*Task instructions*
Find the lines holding the string "this" in the data, then copy all of them.

*Records to process*
#####

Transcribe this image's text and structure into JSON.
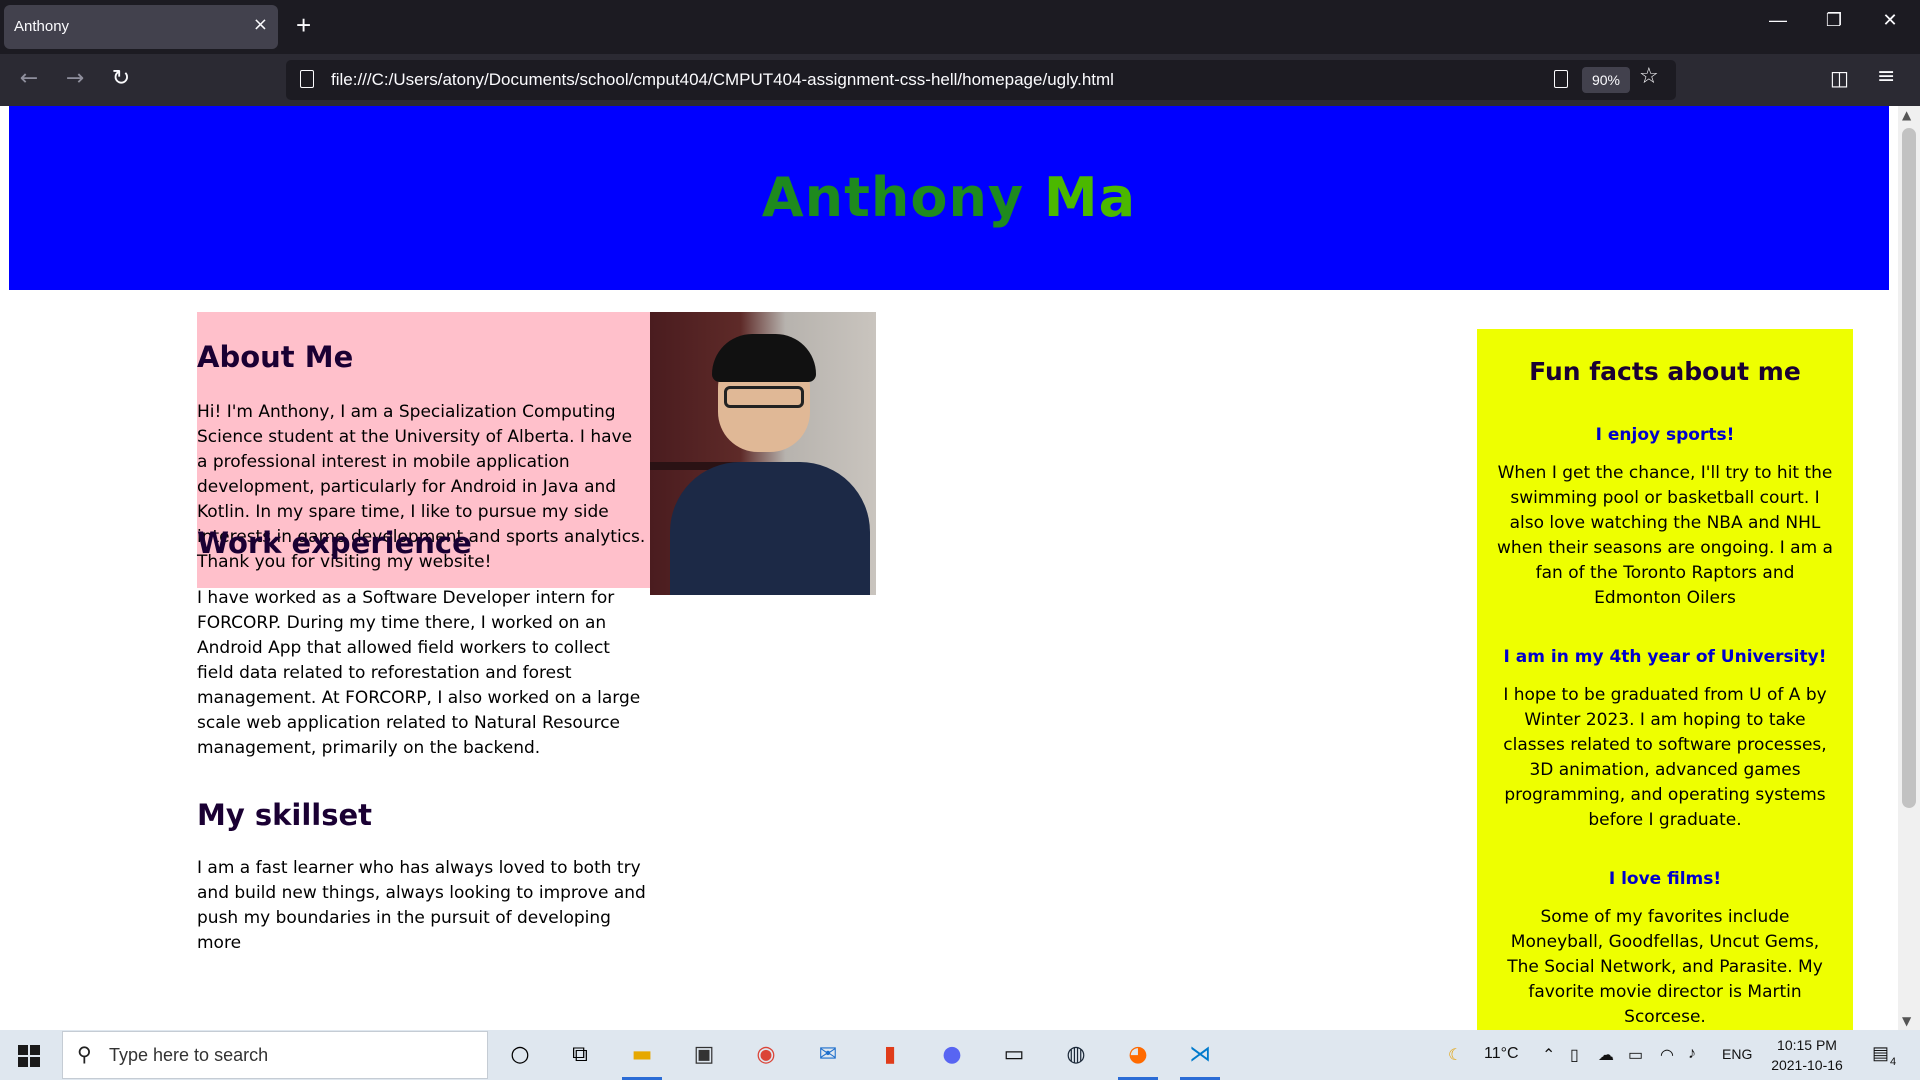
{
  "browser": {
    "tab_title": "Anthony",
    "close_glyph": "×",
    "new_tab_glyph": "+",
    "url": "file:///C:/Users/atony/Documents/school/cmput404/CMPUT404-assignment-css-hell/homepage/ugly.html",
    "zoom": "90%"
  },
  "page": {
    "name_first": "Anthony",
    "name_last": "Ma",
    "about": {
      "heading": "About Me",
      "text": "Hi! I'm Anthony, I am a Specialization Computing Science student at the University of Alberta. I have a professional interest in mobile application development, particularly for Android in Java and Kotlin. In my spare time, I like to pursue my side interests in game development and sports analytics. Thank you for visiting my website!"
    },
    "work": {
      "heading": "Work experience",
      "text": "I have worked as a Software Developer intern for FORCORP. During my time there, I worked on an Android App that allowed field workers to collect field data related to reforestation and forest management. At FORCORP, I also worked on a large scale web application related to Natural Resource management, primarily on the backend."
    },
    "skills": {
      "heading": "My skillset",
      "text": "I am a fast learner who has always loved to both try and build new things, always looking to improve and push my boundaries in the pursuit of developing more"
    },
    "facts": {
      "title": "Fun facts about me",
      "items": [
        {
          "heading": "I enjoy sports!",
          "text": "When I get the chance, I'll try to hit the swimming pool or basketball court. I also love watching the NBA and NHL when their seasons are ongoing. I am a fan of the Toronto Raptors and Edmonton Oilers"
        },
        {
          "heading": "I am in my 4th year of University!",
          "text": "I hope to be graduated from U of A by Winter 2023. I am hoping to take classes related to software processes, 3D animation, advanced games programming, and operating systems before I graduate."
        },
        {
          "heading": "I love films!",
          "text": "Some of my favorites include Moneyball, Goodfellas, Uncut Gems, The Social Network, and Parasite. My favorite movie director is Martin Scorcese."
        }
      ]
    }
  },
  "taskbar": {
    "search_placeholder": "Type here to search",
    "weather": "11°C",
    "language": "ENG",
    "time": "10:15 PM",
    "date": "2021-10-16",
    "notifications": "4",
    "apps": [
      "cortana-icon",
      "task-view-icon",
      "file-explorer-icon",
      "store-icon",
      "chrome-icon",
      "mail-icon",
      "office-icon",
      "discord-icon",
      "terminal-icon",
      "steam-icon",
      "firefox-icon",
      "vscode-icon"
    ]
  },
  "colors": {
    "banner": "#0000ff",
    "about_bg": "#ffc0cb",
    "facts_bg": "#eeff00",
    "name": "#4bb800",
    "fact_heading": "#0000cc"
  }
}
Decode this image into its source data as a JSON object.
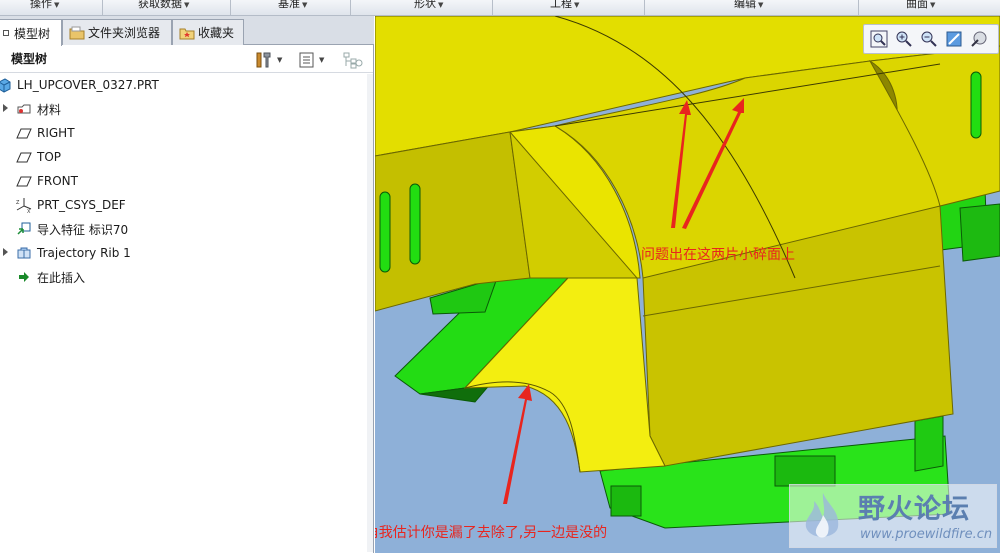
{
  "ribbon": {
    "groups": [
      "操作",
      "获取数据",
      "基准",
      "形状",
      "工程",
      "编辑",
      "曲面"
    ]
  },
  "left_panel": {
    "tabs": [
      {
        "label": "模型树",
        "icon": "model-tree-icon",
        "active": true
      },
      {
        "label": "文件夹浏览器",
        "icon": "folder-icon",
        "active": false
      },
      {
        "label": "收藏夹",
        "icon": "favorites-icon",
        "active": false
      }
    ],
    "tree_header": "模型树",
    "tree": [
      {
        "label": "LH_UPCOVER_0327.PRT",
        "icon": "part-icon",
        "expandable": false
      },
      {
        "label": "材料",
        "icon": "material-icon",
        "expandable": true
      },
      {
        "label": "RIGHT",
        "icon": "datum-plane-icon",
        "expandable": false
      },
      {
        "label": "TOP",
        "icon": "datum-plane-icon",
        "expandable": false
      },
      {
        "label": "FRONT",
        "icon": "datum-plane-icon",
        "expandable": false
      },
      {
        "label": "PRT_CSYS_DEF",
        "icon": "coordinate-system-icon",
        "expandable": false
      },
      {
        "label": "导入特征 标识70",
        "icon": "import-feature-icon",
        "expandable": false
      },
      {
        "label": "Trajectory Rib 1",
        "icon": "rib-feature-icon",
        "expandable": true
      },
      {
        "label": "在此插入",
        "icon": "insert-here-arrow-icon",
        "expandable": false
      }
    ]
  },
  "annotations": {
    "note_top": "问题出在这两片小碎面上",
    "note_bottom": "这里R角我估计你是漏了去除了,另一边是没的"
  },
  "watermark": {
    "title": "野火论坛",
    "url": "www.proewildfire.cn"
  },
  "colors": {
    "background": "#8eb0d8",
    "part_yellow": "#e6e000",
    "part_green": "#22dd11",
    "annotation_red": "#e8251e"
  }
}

#####

*Complete answer*
Transcribe this image's text and structure into JSON.
Decode this image into its source data as a JSON object.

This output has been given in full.